**TEXT TO READ**
══════════

According to getpwnam(3):

An application that wants to determine its user's home directory
should inspect the value of HOME (rather than the value
getpwuid(getuid())->pw_dir) since this allows the user to modify
their notion of "the home directory" during a login session.

This is important for systems where many users share the same UID, and for test systems that change HOME to avoid interference with the user’s real home directory. It matches what most applications do, as well as what glibc does for glob("~", GLOB_TILDE, …) and wordexp("~", …).

There was some previous discussion of this in 2016, where although there were some questions about the use case, there seemed to be general support for the concept:

/messages/by-id/CAEH6cQqbdbXoUHJBbX9ixwfjFFsUC-a8hFntKcci=diWgBb3fQ@mail.gmail.com

Regardless of whether one thinks modifying HOME is a good idea, if we happen to find ourselves in that case, we should respect the modified HOME, so that when the user creates (say) a ~/.pgpass file, we’ll look for it at the same place the user’s editor created it. getenv() also skips the overhead of reading /etc/passwd as an added bonus.

The way I ran into this issue myself was in a test suite that runs on GitHub Actions, which automatically sets HOME=/github/home.

Anders

Attachments:

v1-0001-Prefer-getenv-HOME-to-find-the-UNIX-home-director.patchtext/x-patch; name=v1-0001-Prefer-getenv-HOME-to-find-the-UNIX-home-director.patchDownload+32-17
#2Alvaro Herrera
alvherre@2ndquadrant.com
In reply to: Anders Kaseorg (#1)
Re: [PATCH] Prefer getenv("HOME") to find the UNIX home directory

On 2021-Oct-14, Anders Kaseorg wrote:

This is important for systems where many users share the same UID, and
for test systems that change HOME to avoid interference with the
user’s real home directory. It matches what most applications do, as
well as what glibc does for glob("~", GLOB_TILDE, …) and wordexp("~",
…).

There was some previous discussion of this in 2016, where although
there were some questions about the use case, there seemed to be
general support for the concept:

/messages/by-id/CAEH6cQqbdbXoUHJBbX9ixwfjFFsUC-a8hFntKcci=diWgBb3fQ@mail.gmail.com

I think modifying $HOME is a strange way to customize things, but given
how widespread it is [claimed to be] today, it seems reasonable to do
things that way.

--
Álvaro Herrera PostgreSQL Developer — https://www.EnterpriseDB.com/

#3Michael Paquier
michael@paquier.xyz
In reply to: Alvaro Herrera (#2)
Re: [PATCH] Prefer getenv("HOME") to find the UNIX home directory

On Mon, Oct 18, 2021 at 07:23:50PM -0300, Alvaro Herrera wrote:

I think modifying $HOME is a strange way to customize things, but given
how widespread it is [claimed to be] today, it seems reasonable to do
things that way.

══════════

**OBJECTIVES**
(a) According to the home-directory thread, what does GitHub Actions automatically set HOME to?
(b) From the home-directory thread, return the passage that opens with the words containing "The way I ran" and closes with "Anders Kaseorg (#1)".
The entries are separate material and have no connection to the home-directory thread.

**PROVIDED RECORDS**
══════════

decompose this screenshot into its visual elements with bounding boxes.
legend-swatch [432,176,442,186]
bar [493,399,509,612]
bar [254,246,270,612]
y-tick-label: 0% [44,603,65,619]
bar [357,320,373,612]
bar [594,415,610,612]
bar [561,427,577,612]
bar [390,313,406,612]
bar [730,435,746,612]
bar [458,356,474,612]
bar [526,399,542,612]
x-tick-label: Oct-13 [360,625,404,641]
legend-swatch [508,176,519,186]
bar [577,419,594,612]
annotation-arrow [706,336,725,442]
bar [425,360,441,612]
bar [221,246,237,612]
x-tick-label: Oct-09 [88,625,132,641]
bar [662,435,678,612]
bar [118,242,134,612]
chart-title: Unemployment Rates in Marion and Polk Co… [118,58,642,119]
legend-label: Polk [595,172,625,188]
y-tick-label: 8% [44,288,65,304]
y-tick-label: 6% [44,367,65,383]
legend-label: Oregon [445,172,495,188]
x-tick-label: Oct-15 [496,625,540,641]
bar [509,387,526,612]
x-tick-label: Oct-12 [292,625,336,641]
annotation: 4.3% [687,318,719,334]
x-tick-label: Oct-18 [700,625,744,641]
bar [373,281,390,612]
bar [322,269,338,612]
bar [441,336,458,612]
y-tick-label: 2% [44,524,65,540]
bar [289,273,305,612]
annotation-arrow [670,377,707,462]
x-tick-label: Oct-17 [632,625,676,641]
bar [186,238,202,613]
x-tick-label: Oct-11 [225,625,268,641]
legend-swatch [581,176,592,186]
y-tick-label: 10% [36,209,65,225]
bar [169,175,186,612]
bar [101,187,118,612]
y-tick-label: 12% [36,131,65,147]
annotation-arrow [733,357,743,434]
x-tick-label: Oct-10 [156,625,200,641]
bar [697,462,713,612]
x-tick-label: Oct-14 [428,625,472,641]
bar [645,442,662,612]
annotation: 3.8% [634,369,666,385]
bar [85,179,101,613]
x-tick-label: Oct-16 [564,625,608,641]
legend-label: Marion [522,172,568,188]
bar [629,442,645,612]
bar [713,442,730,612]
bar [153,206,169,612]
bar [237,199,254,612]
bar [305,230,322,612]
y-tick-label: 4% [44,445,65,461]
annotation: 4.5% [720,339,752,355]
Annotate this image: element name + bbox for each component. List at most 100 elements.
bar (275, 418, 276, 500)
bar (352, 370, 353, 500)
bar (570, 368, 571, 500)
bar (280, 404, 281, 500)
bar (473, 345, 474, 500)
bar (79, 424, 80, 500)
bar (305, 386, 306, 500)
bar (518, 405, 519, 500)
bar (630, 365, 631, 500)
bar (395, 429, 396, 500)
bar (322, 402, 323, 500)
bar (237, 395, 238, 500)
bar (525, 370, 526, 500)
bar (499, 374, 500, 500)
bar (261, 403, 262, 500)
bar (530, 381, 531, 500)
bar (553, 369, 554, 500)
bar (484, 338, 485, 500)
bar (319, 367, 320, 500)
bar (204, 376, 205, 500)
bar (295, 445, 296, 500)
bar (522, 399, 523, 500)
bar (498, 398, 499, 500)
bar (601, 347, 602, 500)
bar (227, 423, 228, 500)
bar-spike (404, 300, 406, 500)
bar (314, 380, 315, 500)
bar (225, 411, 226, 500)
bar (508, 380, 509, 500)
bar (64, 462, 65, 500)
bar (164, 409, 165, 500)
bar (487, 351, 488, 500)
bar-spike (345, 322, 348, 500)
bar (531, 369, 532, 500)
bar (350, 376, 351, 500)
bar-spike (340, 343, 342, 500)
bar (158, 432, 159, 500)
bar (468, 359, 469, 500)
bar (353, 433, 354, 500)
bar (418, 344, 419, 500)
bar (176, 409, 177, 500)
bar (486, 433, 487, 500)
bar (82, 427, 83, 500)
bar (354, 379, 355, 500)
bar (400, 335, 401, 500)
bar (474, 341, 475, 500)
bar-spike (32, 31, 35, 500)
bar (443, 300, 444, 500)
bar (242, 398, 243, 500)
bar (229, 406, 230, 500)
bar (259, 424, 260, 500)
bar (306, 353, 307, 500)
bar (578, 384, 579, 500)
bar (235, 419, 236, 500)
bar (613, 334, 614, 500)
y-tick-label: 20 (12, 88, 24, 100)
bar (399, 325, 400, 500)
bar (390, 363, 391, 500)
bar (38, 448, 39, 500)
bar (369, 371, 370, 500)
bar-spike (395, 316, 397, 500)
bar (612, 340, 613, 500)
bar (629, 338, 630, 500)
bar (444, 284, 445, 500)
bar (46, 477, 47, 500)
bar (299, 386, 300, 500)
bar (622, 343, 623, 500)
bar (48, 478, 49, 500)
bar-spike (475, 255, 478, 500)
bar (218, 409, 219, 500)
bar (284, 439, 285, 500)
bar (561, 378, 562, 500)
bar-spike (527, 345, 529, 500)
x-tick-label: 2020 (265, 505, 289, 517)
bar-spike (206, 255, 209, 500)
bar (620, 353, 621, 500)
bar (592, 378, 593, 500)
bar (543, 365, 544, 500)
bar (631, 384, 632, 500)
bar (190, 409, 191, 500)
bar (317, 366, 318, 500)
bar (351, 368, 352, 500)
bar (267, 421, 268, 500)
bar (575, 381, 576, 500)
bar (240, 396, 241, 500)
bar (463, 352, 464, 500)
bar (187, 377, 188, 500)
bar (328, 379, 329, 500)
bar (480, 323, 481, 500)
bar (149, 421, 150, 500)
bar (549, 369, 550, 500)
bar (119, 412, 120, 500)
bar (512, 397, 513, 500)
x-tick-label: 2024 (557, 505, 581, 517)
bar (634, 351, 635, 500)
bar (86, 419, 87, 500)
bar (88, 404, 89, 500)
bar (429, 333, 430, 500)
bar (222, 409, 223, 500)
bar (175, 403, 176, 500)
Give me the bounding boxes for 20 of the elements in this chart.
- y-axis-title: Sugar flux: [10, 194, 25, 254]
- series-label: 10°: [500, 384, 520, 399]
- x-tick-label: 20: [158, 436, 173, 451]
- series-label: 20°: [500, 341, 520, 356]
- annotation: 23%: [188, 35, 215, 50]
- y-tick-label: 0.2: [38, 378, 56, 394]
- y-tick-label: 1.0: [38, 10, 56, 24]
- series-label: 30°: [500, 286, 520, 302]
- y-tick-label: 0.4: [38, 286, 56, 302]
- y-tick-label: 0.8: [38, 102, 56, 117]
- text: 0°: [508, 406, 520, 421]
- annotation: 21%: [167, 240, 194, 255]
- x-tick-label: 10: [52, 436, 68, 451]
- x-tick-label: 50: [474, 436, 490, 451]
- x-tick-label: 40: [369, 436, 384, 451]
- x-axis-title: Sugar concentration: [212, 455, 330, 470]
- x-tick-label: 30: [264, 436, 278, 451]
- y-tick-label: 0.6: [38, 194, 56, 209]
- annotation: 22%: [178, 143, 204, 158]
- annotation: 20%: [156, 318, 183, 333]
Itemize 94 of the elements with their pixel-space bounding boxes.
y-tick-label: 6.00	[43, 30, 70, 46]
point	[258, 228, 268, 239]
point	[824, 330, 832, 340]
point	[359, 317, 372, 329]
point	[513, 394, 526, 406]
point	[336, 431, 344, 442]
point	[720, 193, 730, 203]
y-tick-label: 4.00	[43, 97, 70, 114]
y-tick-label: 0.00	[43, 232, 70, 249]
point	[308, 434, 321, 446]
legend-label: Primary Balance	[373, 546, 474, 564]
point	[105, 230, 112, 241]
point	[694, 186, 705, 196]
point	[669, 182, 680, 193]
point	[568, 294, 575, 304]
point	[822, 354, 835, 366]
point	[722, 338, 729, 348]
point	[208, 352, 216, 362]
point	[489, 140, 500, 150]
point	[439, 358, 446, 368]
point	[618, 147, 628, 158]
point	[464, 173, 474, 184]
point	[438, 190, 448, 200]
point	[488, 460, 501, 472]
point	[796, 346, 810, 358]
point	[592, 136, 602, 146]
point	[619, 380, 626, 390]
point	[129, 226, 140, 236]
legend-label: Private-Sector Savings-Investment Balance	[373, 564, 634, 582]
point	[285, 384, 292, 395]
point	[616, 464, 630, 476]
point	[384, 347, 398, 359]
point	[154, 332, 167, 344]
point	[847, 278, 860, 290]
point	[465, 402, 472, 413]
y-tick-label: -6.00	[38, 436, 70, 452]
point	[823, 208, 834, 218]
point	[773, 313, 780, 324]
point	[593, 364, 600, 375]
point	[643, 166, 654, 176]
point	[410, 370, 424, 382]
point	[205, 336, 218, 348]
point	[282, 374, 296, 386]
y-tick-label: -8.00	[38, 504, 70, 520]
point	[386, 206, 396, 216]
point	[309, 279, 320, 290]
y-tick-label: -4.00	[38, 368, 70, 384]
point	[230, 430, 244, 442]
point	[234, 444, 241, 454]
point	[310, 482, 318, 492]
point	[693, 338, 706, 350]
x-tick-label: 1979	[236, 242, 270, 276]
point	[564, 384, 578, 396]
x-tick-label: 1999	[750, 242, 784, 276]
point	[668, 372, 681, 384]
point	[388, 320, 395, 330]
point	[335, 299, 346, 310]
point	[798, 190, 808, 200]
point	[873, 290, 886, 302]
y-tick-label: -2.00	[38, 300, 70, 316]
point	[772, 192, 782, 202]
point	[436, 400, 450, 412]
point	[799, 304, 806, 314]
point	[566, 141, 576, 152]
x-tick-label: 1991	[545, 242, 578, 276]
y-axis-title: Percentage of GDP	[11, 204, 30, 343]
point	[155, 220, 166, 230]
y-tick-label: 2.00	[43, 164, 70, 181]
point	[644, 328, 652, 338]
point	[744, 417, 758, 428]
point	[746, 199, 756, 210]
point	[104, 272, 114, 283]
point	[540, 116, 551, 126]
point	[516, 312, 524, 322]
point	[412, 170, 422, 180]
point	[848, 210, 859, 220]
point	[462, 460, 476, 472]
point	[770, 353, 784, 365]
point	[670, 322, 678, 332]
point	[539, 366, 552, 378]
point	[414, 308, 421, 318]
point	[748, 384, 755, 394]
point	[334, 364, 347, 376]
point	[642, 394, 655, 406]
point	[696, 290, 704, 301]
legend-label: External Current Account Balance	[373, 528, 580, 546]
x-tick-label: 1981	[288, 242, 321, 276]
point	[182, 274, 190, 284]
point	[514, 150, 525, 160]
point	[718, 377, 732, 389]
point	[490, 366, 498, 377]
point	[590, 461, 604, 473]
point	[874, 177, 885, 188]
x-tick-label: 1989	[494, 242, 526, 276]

══════════

**ANSWERS BELOW**
(a) GitHub Actions automatically sets HOME to /github/home.

(b)
The way I ran into this issue myself was in a test suite that runs on GitHub Actions, which automatically sets HOME=/github/home.

Anders

Attachments:

v1-0001-Prefer-getenv-HOME-to-find-the-UNIX-home-director.patchtext/x-patch; name=v1-0001-Prefer-getenv-HOME-to-find-the-UNIX-home-director.patchDownload+32-17
#2Alvaro Herrera
alvherre@2ndquadrant.com
In reply to: Anders Kaseorg (#1)